● **Exercise goal**: Search the records for "Федерации" and copy each line that holds it.

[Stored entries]
****************************************
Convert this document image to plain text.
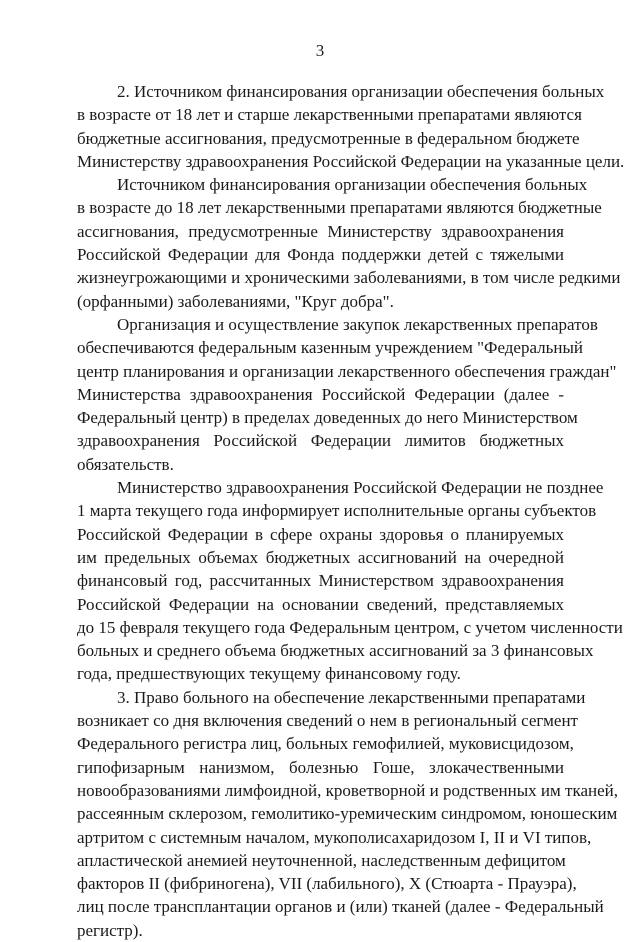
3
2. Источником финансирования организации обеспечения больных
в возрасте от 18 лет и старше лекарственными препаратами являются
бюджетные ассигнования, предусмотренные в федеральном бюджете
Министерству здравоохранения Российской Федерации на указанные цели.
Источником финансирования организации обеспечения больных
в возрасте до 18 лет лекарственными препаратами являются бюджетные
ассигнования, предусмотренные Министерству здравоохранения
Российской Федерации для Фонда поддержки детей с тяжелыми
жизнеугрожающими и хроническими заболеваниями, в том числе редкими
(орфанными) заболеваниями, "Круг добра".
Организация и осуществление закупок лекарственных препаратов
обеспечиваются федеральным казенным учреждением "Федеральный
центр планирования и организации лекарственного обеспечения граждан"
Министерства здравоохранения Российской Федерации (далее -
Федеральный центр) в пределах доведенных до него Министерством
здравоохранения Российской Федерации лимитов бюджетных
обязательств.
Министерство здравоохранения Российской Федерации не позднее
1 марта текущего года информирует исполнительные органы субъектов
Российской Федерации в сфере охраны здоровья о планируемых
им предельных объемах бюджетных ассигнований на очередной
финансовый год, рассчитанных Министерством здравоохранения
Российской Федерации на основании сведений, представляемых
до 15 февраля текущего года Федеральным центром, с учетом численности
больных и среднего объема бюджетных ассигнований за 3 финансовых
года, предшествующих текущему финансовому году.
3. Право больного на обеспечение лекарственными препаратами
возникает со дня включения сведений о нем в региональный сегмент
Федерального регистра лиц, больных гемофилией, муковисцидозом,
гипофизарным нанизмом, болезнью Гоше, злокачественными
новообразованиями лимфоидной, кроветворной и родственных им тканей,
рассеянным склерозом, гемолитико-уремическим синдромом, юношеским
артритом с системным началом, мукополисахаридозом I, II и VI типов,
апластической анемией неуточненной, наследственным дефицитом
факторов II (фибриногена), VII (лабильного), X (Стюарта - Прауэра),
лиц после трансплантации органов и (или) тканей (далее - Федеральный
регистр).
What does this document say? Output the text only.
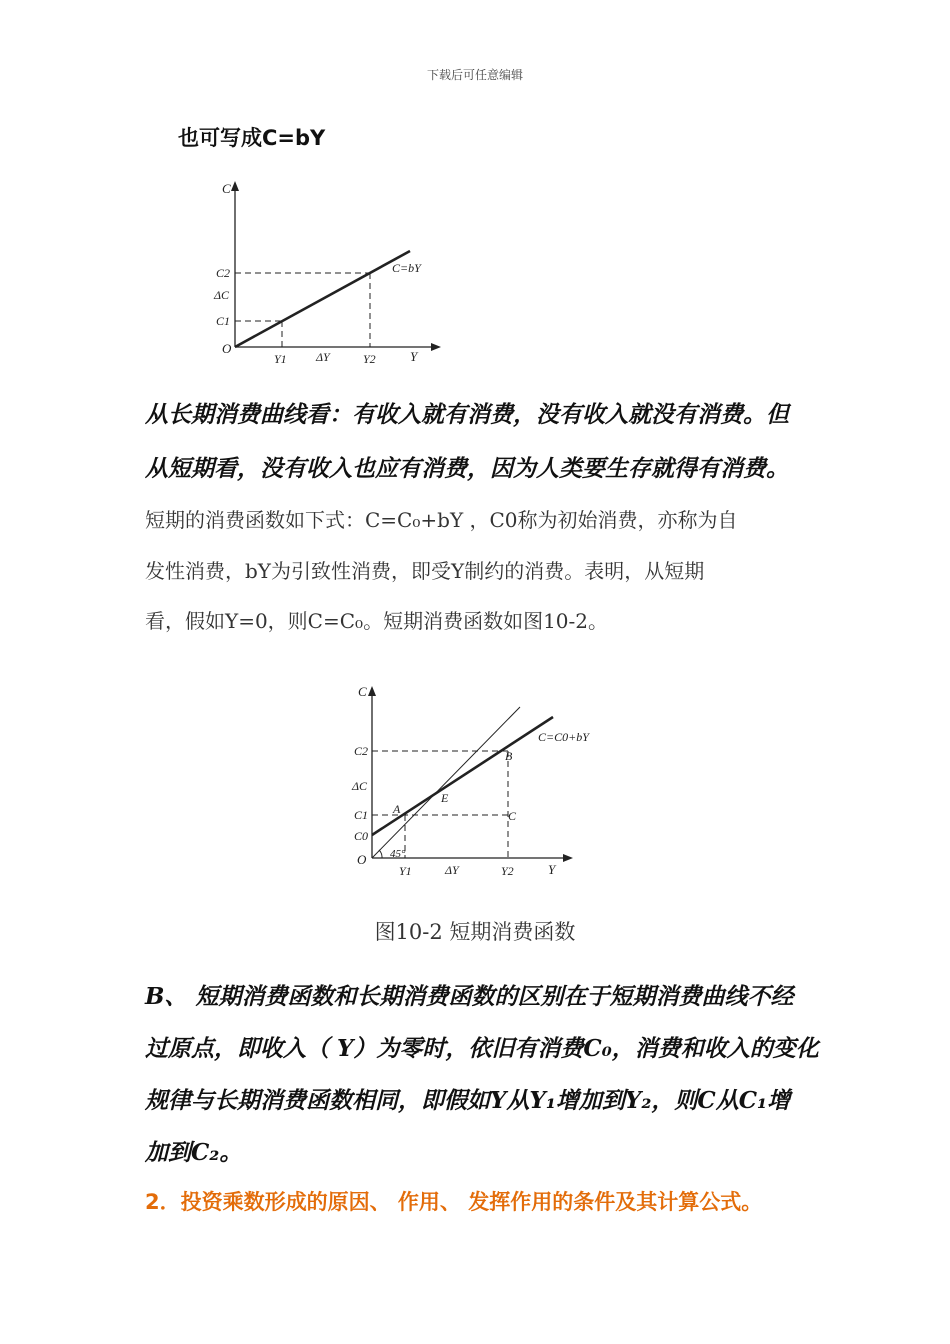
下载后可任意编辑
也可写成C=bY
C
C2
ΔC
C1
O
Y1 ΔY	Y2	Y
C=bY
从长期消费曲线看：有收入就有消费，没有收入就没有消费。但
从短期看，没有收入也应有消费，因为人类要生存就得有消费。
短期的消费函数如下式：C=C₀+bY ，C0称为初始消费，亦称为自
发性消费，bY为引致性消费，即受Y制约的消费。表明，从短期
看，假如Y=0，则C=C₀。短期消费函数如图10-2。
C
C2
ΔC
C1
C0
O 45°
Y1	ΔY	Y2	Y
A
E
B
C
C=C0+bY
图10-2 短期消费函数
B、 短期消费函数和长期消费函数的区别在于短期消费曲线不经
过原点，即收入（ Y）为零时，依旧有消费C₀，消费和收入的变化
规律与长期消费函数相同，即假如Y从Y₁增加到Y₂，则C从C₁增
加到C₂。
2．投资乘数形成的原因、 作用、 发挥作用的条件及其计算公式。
****************************************
● **Full answer**:
Министерству здравоохранения Российской Федерации на указанные цели.
Российской Федерации для Фонда поддержки детей с тяжелыми
Министерства здравоохранения Российской Федерации (далее -
здравоохранения Российской Федерации лимитов бюджетных
Министерство здравоохранения Российской Федерации не позднее
Российской Федерации в сфере охраны здоровья о планируемых
Российской Федерации на основании сведений, представляемых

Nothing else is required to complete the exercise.